▸ **Objective**: Here are some entries; quote each one exactly.

======== Exercise input

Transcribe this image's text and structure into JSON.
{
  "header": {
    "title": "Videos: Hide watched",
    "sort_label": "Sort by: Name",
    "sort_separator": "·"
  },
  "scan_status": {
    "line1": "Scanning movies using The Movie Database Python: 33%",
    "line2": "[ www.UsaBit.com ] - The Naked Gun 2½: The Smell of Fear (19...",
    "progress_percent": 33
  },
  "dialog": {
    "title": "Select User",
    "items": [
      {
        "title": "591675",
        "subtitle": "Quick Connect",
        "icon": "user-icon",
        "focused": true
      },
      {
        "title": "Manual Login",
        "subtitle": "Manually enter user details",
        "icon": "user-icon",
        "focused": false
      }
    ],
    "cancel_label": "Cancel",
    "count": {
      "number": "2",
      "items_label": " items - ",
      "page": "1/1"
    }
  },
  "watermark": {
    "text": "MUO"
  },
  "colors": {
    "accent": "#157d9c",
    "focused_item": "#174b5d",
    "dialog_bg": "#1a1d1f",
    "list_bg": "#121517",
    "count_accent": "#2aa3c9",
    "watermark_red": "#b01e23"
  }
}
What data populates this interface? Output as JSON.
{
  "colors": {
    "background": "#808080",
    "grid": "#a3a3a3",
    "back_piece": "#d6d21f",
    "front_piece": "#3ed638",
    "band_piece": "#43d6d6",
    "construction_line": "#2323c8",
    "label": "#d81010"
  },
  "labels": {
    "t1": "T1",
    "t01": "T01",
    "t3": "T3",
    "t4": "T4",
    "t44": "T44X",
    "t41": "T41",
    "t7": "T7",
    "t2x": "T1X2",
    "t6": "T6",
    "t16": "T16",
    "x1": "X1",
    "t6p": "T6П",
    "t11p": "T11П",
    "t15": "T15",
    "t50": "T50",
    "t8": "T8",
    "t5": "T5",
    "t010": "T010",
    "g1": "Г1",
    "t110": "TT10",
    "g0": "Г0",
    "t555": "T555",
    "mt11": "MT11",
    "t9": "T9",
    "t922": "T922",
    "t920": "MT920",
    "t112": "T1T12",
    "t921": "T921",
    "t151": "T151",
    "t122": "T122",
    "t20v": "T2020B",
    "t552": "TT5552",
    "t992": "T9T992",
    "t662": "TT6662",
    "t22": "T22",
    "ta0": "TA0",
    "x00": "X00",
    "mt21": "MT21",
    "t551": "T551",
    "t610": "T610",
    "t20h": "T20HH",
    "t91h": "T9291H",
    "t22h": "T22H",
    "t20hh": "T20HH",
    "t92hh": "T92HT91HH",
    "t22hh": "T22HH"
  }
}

================

▸ **Output for this exercise**:
Transcribe this image's text and structure into JSON.
{
  "header": {
    "title": "Videos: Hide watched",
    "sort_label": "Sort by: Name",
    "sort_separator": "·"
  },
  "scan_status": {
    "line1": "Scanning movies using The Movie Database Python: 33%",
    "line2": "[ www.UsaBit.com ] - The Naked Gun 2½: The Smell of Fear (19...",
    "progress_percent": 33
  },
  "dialog": {
    "title": "Select User",
    "items": [
      {
        "title": "591675",
        "subtitle": "Quick Connect",
        "icon": "user-icon",
        "focused": true
      },
      {
        "title": "Manual Login",
        "subtitle": "Manually enter user details",
        "icon": "user-icon",
        "focused": false
      }
    ],
    "cancel_label": "Cancel",
    "count": {
      "number": "2",
      "items_label": " items - ",
      "page": "1/1"
    }
  },
  "watermark": {
    "text": "MUO"
  },
  "colors": {
    "accent": "#157d9c",
    "focused_item": "#174b5d",
    "dialog_bg": "#1a1d1f",
    "list_bg": "#121517",
    "count_accent": "#2aa3c9",
    "watermark_red": "#b01e23"
  }
}
What data populates this interface? Output as JSON.
{
  "colors": {
    "background": "#808080",
    "grid": "#a3a3a3",
    "back_piece": "#d6d21f",
    "front_piece": "#3ed638",
    "band_piece": "#43d6d6",
    "construction_line": "#2323c8",
    "label": "#d81010"
  },
  "labels": {
    "t1": "T1",
    "t01": "T01",
    "t3": "T3",
    "t4": "T4",
    "t44": "T44X",
    "t41": "T41",
    "t7": "T7",
    "t2x": "T1X2",
    "t6": "T6",
    "t16": "T16",
    "x1": "X1",
    "t6p": "T6П",
    "t11p": "T11П",
    "t15": "T15",
    "t50": "T50",
    "t8": "T8",
    "t5": "T5",
    "t010": "T010",
    "g1": "Г1",
    "t110": "TT10",
    "g0": "Г0",
    "t555": "T555",
    "mt11": "MT11",
    "t9": "T9",
    "t922": "T922",
    "t920": "MT920",
    "t112": "T1T12",
    "t921": "T921",
    "t151": "T151",
    "t122": "T122",
    "t20v": "T2020B",
    "t552": "TT5552",
    "t992": "T9T992",
    "t662": "TT6662",
    "t22": "T22",
    "ta0": "TA0",
    "x00": "X00",
    "mt21": "MT21",
    "t551": "T551",
    "t610": "T610",
    "t20h": "T20HH",
    "t91h": "T9291H",
    "t22h": "T22H",
    "t20hh": "T20HH",
    "t92hh": "T92HT91HH",
    "t22hh": "T22HH"
  }
}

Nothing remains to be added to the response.